Type out the data exactly as given. Skip any image.

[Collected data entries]
---------------

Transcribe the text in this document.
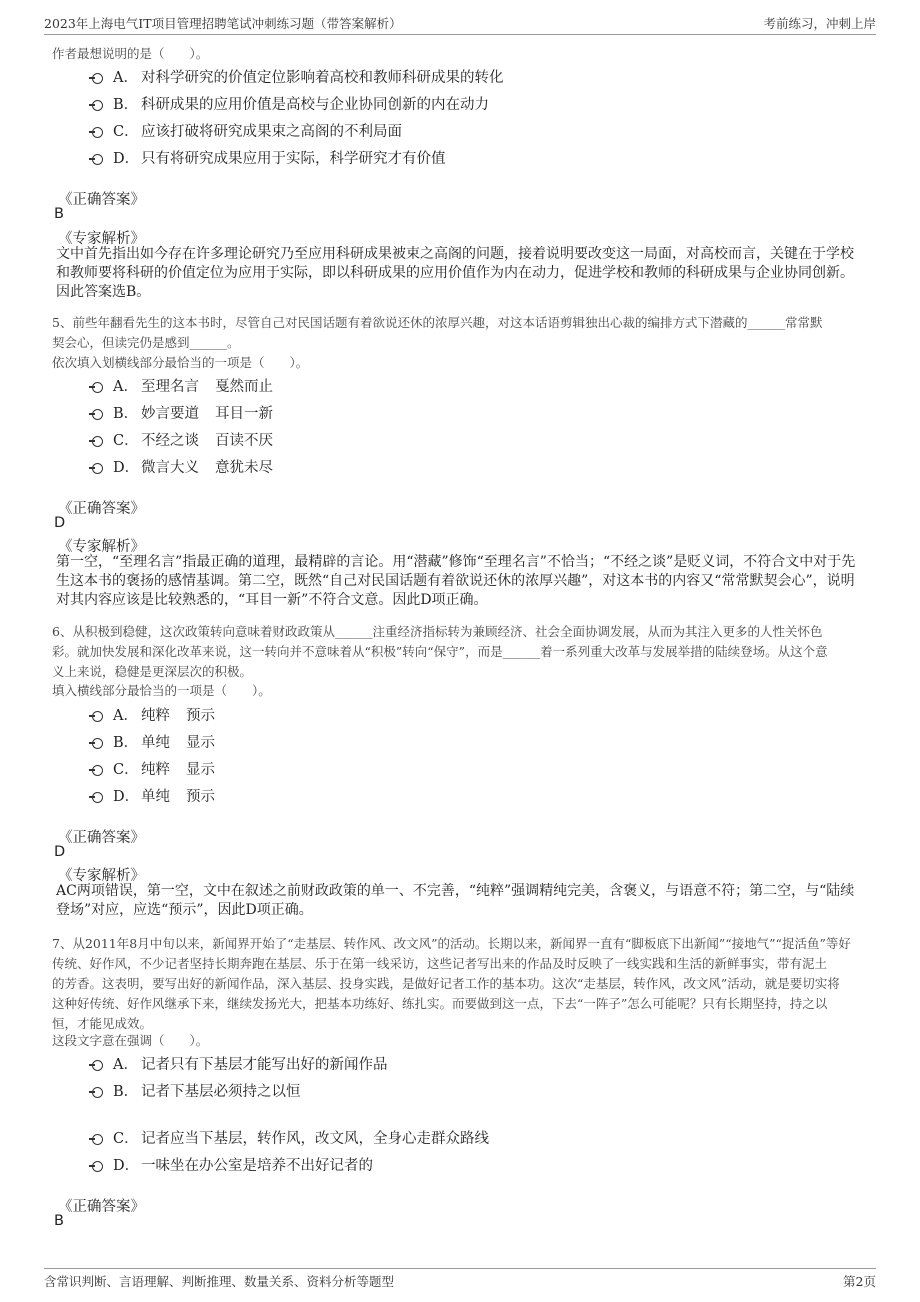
2023年上海电气IT项目管理招聘笔试冲刺练习题（带答案解析）	考前练习，冲刺上岸
作者最想说明的是（　　）。
A． 对科学研究的价值定位影响着高校和教师科研成果的转化
B． 科研成果的应用价值是高校与企业协同创新的内在动力
C． 应该打破将研究成果束之高阁的不利局面
D． 只有将研究成果应用于实际，科学研究才有价值
《正确答案》
B
《专家解析》
文中首先指出如今存在许多理论研究乃至应用科研成果被束之高阁的问题，接着说明要改变这一局面，对高校而言，关键在于学校和教师要将科研的价值定位为应用于实际，即以科研成果的应用价值作为内在动力，促进学校和教师的科研成果与企业协同创新。因此答案选B。
5、前些年翻看先生的这本书时，尽管自己对民国话题有着欲说还休的浓厚兴趣，对这本话语剪辑独出心裁的编排方式下潜藏的______常常默
契会心，但读完仍是感到______。
依次填入划横线部分最恰当的一项是（　　）。
A． 至理名言 戛然而止
B． 妙言要道 耳目一新
C． 不经之谈 百读不厌
D． 微言大义 意犹未尽
《正确答案》
D
《专家解析》
第一空，“至理名言”指最正确的道理，最精辟的言论。用“潜藏”修饰“至理名言”不恰当；“不经之谈”是贬义词，不符合文中对于先生这本书的褒扬的感情基调。第二空，既然“自己对民国话题有着欲说还休的浓厚兴趣”，对这本书的内容又“常常默契会心”，说明对其内容应该是比较熟悉的，“耳目一新”不符合文意。因此D项正确。
6、从积极到稳健，这次政策转向意味着财政政策从______注重经济指标转为兼顾经济、社会全面协调发展，从而为其注入更多的人性关怀色
彩。就加快发展和深化改革来说，这一转向并不意味着从“积极”转向“保守”，而是______着一系列重大改革与发展举措的陆续登场。从这个意
义上来说，稳健是更深层次的积极。
填入横线部分最恰当的一项是（　　）。
A． 纯粹 预示
B． 单纯 显示
C． 纯粹 显示
D． 单纯 预示
《正确答案》
D
《专家解析》
AC两项错误，第一空，文中在叙述之前财政政策的单一、不完善，“纯粹”强调精纯完美，含褒义，与语意不符；第二空，与“陆续登场”对应，应选“预示”，因此D项正确。
7、从2011年8月中旬以来，新闻界开始了“走基层、转作风、改文风”的活动。长期以来，新闻界一直有“脚板底下出新闻”“接地气”“捉活鱼”等好
传统、好作风，不少记者坚持长期奔跑在基层、乐于在第一线采访，这些记者写出来的作品及时反映了一线实践和生活的新鲜事实，带有泥土
的芳香。这表明，要写出好的新闻作品，深入基层、投身实践，是做好记者工作的基本功。这次“走基层，转作风，改文风”活动，就是要切实将
这种好传统、好作风继承下来，继续发扬光大，把基本功练好、练扎实。而要做到这一点，下去“一阵子”怎么可能呢？只有长期坚持，持之以
恒，才能见成效。
这段文字意在强调（　　）。
A． 记者只有下基层才能写出好的新闻作品
B． 记者下基层必须持之以恒
C． 记者应当下基层，转作风，改文风，全身心走群众路线
D． 一味坐在办公室是培养不出好记者的
《正确答案》
B
含常识判断、言语理解、判断推理、数量关系、资料分析等题型	第2页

---------------

**CORRECT OUTPUT:**
Transcribe the text in this document.
2023年上海电气IT项目管理招聘笔试冲刺练习题（带答案解析）	考前练习，冲刺上岸
作者最想说明的是（　　）。
A． 对科学研究的价值定位影响着高校和教师科研成果的转化
B． 科研成果的应用价值是高校与企业协同创新的内在动力
C． 应该打破将研究成果束之高阁的不利局面
D． 只有将研究成果应用于实际，科学研究才有价值
《正确答案》
B
《专家解析》
文中首先指出如今存在许多理论研究乃至应用科研成果被束之高阁的问题，接着说明要改变这一局面，对高校而言，关键在于学校和教师要将科研的价值定位为应用于实际，即以科研成果的应用价值作为内在动力，促进学校和教师的科研成果与企业协同创新。因此答案选B。
5、前些年翻看先生的这本书时，尽管自己对民国话题有着欲说还休的浓厚兴趣，对这本话语剪辑独出心裁的编排方式下潜藏的______常常默
契会心，但读完仍是感到______。
依次填入划横线部分最恰当的一项是（　　）。
A． 至理名言 戛然而止
B． 妙言要道 耳目一新
C． 不经之谈 百读不厌
D． 微言大义 意犹未尽
《正确答案》
D
《专家解析》
第一空，“至理名言”指最正确的道理，最精辟的言论。用“潜藏”修饰“至理名言”不恰当；“不经之谈”是贬义词，不符合文中对于先生这本书的褒扬的感情基调。第二空，既然“自己对民国话题有着欲说还休的浓厚兴趣”，对这本书的内容又“常常默契会心”，说明对其内容应该是比较熟悉的，“耳目一新”不符合文意。因此D项正确。
6、从积极到稳健，这次政策转向意味着财政政策从______注重经济指标转为兼顾经济、社会全面协调发展，从而为其注入更多的人性关怀色
彩。就加快发展和深化改革来说，这一转向并不意味着从“积极”转向“保守”，而是______着一系列重大改革与发展举措的陆续登场。从这个意
义上来说，稳健是更深层次的积极。
填入横线部分最恰当的一项是（　　）。
A． 纯粹 预示
B． 单纯 显示
C． 纯粹 显示
D． 单纯 预示
《正确答案》
D
《专家解析》
AC两项错误，第一空，文中在叙述之前财政政策的单一、不完善，“纯粹”强调精纯完美，含褒义，与语意不符；第二空，与“陆续登场”对应，应选“预示”，因此D项正确。
7、从2011年8月中旬以来，新闻界开始了“走基层、转作风、改文风”的活动。长期以来，新闻界一直有“脚板底下出新闻”“接地气”“捉活鱼”等好
传统、好作风，不少记者坚持长期奔跑在基层、乐于在第一线采访，这些记者写出来的作品及时反映了一线实践和生活的新鲜事实，带有泥土
的芳香。这表明，要写出好的新闻作品，深入基层、投身实践，是做好记者工作的基本功。这次“走基层，转作风，改文风”活动，就是要切实将
这种好传统、好作风继承下来，继续发扬光大，把基本功练好、练扎实。而要做到这一点，下去“一阵子”怎么可能呢？只有长期坚持，持之以
恒，才能见成效。
这段文字意在强调（　　）。
A． 记者只有下基层才能写出好的新闻作品
B． 记者下基层必须持之以恒
C． 记者应当下基层，转作风，改文风，全身心走群众路线
D． 一味坐在办公室是培养不出好记者的
《正确答案》
B
含常识判断、言语理解、判断推理、数量关系、资料分析等题型	第2页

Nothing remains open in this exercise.